### Task instructions
Find the string "description" in the entries and copy each line that has it.

### Source records

────────────────

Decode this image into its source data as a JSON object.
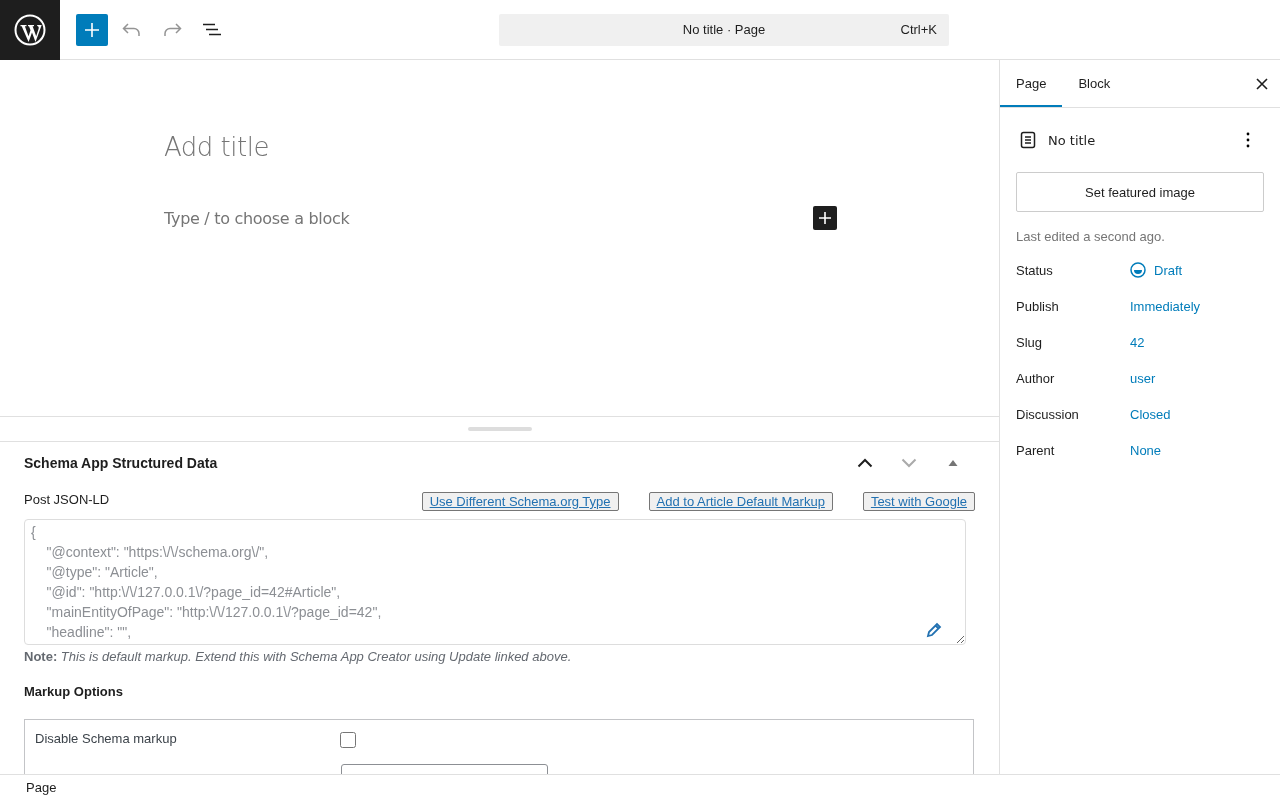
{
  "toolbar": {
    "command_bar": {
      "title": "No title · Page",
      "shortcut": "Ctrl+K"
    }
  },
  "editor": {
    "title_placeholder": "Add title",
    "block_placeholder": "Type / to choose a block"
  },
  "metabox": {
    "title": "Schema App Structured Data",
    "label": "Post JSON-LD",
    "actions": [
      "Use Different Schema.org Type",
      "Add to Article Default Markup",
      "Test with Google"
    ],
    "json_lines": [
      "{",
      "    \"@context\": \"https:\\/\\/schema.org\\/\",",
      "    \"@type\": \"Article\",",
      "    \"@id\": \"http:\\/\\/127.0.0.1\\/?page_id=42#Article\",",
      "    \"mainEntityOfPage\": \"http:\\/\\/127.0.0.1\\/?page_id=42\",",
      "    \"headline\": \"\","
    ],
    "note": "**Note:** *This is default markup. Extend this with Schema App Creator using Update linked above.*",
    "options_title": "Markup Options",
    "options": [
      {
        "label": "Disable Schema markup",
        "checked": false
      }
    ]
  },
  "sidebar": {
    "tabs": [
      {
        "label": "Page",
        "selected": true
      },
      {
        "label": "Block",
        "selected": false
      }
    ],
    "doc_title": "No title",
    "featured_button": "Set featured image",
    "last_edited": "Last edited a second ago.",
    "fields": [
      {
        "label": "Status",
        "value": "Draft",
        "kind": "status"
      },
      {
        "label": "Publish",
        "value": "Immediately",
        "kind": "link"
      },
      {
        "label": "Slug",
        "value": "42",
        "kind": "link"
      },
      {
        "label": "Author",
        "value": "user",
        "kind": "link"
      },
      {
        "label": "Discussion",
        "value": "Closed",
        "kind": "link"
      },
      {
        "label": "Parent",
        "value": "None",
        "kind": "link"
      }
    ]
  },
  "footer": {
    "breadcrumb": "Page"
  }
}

────────────────

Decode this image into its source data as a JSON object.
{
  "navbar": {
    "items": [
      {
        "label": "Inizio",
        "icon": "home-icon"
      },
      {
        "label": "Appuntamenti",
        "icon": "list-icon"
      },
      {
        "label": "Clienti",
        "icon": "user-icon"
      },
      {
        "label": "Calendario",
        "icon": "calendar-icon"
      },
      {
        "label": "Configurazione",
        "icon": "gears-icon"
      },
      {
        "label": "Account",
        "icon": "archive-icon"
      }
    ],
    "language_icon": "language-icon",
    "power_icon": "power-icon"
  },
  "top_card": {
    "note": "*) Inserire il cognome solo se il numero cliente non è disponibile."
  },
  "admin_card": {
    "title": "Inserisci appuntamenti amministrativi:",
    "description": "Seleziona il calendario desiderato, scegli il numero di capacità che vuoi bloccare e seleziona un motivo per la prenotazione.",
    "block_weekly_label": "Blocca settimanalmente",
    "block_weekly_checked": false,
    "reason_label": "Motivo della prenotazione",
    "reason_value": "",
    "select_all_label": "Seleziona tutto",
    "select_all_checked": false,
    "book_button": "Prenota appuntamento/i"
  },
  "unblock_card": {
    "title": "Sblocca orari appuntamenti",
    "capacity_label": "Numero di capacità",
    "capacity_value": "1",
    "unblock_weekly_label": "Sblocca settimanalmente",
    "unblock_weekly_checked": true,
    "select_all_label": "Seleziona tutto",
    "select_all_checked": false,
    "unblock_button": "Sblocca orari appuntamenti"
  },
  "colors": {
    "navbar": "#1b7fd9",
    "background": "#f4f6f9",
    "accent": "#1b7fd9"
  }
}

────────────────

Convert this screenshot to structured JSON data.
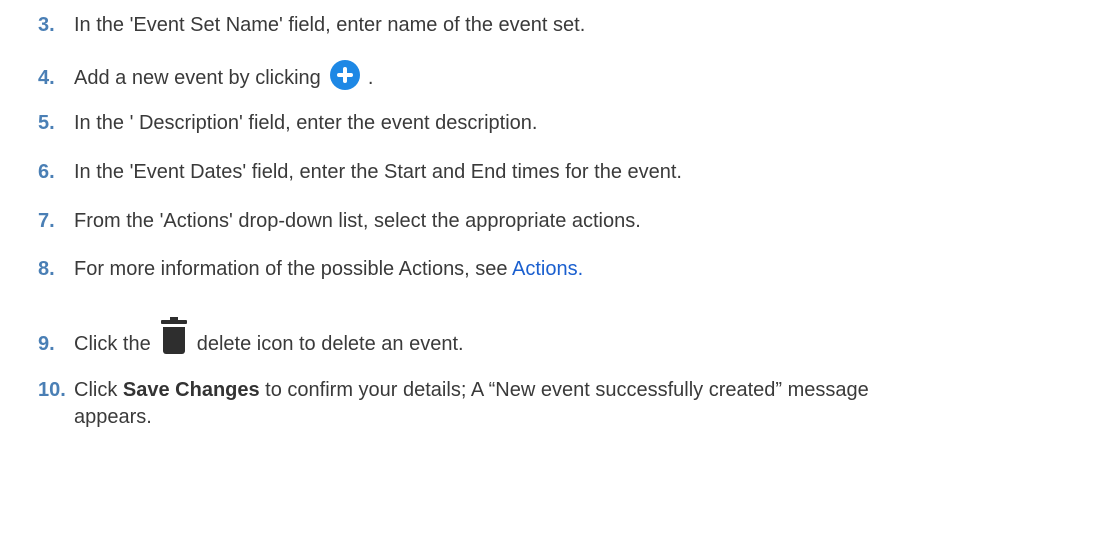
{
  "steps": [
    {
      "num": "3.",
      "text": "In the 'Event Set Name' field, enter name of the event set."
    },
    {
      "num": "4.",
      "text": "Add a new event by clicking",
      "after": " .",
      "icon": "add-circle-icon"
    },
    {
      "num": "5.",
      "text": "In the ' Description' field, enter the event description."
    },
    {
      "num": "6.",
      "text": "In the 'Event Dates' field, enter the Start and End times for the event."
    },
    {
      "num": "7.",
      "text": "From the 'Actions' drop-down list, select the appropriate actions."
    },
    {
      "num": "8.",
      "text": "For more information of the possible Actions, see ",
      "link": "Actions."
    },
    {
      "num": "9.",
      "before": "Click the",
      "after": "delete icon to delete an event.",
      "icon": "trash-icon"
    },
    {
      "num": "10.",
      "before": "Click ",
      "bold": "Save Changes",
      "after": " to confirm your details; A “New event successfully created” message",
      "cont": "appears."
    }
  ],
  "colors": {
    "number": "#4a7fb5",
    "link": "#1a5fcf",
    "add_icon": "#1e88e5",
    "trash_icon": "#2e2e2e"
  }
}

────────────────

### Final result
    "description": "Seleziona il calendario desiderato, scegli il numero di capacità che vuoi bloccare e seleziona un motivo per la prenotazione.",
      "text": "In the ' Description' field, enter the event description."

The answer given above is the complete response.